Problem to work on. Copy each line of the records that holds the string "this".

Exercise data.

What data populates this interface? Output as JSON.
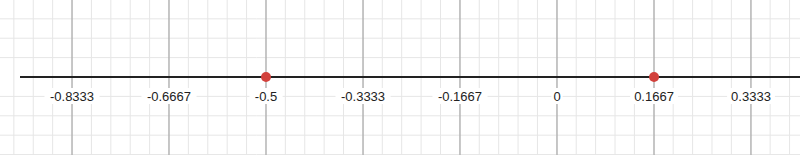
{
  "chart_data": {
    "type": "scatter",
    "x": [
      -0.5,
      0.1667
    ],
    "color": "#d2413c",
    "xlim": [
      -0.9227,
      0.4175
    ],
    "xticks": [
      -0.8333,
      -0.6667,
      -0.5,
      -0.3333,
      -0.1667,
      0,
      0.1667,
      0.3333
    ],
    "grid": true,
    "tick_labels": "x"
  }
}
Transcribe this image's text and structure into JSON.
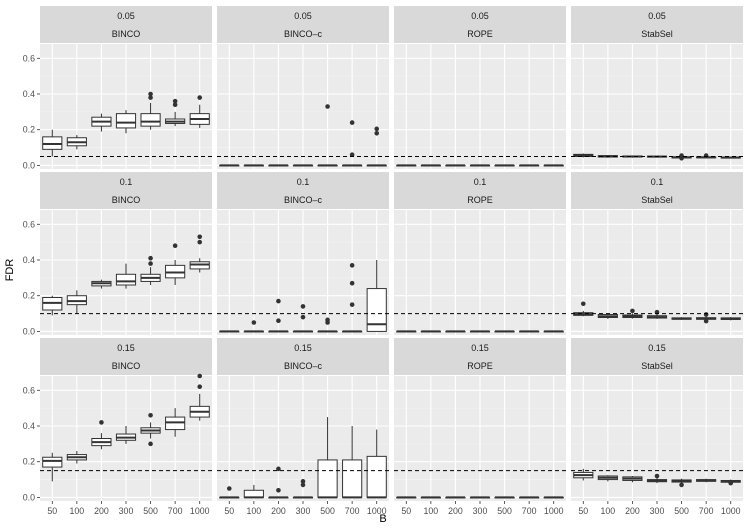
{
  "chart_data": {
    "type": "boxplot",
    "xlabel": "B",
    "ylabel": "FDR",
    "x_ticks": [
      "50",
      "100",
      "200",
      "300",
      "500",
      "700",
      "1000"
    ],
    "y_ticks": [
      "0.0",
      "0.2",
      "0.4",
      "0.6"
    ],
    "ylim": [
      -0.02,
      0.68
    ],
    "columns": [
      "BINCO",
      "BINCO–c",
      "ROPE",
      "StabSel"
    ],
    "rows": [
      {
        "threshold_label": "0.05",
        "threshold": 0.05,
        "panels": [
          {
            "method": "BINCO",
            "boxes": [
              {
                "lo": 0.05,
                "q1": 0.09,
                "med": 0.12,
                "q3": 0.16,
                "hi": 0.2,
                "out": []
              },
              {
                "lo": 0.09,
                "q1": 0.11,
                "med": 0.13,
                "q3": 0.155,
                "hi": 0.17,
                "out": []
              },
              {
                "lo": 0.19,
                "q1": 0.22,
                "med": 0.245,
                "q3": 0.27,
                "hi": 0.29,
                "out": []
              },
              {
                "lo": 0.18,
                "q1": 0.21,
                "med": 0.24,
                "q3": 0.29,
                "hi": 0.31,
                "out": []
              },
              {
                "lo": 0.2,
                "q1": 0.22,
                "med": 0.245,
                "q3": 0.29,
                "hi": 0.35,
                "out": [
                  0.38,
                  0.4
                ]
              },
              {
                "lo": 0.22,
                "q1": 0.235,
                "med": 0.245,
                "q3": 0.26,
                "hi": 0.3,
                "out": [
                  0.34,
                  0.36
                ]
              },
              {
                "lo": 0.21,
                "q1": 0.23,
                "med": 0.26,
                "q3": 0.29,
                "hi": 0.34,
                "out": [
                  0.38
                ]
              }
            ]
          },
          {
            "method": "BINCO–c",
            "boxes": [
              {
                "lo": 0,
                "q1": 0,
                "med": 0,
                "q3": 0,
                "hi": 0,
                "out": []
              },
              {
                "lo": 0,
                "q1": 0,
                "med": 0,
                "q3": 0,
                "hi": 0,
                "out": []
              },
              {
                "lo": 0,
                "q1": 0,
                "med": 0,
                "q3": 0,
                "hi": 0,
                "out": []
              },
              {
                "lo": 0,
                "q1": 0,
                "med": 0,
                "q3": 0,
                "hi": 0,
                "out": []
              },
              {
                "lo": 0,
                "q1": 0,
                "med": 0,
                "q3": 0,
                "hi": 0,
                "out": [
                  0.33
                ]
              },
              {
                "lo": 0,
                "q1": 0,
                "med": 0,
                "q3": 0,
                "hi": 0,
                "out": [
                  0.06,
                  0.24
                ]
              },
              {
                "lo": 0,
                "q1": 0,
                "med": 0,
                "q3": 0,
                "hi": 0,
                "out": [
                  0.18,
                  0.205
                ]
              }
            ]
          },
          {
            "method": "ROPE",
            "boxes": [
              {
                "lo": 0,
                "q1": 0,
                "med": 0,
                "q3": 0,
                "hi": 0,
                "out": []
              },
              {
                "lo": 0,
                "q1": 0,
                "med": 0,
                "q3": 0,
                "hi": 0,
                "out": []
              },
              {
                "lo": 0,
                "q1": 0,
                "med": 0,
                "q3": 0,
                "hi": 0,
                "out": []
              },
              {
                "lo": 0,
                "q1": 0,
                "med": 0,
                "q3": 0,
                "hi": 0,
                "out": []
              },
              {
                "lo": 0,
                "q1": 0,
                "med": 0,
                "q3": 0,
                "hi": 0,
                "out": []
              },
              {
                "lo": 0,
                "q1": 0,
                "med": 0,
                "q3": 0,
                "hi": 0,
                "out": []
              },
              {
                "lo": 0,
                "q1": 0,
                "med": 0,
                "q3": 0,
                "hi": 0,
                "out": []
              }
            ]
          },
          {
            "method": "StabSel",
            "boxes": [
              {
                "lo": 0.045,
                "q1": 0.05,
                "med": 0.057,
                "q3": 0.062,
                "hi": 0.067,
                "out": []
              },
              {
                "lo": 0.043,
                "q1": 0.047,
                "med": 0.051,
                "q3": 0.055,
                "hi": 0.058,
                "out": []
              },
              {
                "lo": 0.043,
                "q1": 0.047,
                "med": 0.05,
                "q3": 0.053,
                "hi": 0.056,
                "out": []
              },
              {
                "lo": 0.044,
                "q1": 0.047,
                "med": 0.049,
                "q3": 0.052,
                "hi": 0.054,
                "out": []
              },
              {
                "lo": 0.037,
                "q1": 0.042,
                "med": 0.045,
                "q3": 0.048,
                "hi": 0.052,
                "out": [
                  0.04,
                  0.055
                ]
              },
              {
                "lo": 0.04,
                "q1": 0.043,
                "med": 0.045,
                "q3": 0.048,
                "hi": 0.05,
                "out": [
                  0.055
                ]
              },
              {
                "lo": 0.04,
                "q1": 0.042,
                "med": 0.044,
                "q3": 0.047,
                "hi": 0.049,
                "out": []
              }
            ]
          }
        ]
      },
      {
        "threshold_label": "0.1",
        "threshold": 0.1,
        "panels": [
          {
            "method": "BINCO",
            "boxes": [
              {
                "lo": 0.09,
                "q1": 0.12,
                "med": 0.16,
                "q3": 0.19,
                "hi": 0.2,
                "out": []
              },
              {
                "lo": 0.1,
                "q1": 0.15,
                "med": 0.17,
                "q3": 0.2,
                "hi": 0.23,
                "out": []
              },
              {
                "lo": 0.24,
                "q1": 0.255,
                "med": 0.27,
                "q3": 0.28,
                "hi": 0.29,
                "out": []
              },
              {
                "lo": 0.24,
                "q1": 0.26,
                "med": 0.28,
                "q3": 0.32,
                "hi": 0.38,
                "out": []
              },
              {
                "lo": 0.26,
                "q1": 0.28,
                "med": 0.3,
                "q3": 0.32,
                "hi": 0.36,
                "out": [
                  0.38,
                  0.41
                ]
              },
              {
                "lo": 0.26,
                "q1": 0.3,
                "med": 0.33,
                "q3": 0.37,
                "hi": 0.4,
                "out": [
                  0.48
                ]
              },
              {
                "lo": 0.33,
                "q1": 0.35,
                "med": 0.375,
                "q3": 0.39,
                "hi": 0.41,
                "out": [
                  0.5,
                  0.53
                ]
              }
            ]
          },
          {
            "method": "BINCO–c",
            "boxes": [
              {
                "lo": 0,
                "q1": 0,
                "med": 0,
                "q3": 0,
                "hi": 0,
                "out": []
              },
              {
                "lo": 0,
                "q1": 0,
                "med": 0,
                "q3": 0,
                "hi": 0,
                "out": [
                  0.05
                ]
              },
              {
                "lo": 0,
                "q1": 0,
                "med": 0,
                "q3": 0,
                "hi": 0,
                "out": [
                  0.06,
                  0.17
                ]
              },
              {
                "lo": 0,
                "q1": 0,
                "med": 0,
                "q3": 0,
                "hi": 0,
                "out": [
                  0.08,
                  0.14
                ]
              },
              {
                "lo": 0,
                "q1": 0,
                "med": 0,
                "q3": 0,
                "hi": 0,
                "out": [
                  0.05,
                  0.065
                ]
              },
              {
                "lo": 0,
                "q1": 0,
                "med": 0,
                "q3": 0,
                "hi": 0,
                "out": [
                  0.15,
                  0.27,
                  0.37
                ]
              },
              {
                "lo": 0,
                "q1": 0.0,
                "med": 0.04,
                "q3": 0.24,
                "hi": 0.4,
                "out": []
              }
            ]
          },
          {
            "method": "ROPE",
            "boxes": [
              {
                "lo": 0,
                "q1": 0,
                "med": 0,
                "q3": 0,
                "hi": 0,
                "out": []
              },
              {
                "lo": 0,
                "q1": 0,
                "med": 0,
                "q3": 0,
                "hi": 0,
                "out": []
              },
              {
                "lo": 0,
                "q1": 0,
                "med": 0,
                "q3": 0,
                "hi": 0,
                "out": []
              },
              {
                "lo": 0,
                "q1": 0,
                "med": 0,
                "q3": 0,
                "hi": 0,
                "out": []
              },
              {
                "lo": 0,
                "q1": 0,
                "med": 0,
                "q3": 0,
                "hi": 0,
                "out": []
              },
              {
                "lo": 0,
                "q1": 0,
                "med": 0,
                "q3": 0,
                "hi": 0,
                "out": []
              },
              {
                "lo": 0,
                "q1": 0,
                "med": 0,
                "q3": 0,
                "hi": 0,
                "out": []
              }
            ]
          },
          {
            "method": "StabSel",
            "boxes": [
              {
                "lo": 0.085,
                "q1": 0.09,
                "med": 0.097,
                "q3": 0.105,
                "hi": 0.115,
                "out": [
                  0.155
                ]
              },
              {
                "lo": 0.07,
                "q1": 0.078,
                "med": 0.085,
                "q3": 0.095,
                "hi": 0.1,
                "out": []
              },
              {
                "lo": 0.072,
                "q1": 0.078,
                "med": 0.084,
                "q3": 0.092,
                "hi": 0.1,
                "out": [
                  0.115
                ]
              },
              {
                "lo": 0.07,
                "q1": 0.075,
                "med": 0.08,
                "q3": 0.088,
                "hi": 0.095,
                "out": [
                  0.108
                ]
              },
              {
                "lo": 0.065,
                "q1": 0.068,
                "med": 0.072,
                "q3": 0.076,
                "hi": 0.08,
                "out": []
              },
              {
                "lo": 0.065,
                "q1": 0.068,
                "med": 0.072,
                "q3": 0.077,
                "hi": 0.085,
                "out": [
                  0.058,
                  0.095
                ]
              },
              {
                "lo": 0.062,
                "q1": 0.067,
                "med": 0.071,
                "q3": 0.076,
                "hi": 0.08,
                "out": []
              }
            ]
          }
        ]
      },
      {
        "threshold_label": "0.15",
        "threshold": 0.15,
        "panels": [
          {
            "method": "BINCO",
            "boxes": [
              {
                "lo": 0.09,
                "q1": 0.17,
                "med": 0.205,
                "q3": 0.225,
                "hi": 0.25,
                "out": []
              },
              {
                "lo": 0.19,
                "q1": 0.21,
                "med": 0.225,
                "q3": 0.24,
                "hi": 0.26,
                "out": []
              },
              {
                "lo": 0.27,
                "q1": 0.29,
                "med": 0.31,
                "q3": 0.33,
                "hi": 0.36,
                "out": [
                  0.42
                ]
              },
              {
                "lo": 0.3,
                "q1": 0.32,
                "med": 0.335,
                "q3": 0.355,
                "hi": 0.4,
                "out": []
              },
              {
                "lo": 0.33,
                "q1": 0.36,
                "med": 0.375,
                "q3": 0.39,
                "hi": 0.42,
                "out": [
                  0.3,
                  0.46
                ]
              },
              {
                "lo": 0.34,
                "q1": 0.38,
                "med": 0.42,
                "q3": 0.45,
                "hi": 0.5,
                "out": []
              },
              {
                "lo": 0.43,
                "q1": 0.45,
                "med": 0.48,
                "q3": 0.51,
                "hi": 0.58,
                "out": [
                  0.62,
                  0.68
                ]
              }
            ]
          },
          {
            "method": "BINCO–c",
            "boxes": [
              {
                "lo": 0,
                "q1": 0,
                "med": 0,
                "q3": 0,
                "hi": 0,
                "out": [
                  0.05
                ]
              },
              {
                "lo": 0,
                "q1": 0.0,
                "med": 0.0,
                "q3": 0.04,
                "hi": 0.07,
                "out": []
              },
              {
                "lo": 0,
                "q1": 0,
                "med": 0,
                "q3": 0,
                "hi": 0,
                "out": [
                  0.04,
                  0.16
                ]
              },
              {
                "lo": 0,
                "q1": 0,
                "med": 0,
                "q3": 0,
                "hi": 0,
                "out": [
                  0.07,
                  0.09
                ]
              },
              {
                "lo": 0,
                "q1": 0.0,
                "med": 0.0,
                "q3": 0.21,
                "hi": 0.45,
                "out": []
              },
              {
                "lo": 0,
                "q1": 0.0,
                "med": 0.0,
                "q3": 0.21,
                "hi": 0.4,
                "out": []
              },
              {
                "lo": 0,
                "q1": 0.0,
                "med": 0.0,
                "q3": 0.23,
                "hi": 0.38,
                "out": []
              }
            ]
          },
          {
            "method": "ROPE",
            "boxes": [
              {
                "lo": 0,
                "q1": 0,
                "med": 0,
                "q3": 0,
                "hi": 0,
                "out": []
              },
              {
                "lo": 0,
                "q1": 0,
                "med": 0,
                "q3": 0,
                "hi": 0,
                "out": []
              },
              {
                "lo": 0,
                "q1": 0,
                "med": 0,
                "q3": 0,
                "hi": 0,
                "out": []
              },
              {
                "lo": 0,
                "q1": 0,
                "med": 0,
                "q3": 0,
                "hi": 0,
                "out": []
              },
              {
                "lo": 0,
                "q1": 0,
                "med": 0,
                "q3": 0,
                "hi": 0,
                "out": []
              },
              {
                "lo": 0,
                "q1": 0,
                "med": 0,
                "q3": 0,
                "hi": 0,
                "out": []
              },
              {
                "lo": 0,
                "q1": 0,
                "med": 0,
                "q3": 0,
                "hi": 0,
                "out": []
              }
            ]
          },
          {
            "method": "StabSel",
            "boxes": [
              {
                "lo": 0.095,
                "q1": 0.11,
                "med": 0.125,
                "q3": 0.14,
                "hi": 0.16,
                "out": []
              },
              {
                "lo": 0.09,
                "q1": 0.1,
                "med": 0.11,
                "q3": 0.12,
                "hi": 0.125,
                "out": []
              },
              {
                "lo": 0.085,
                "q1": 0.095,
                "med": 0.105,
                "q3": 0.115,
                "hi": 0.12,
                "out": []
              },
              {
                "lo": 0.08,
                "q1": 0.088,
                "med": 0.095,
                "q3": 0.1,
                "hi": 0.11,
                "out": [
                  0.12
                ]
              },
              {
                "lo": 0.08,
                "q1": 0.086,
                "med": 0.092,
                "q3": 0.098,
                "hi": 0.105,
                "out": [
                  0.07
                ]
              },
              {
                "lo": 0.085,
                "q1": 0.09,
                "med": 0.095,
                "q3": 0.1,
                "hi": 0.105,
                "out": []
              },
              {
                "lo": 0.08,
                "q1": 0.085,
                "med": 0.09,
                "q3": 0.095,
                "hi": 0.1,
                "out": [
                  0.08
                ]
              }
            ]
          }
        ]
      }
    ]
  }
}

Solution below.
What data populates this interface? Output as JSON.
Transcribe this image's text and structure into JSON.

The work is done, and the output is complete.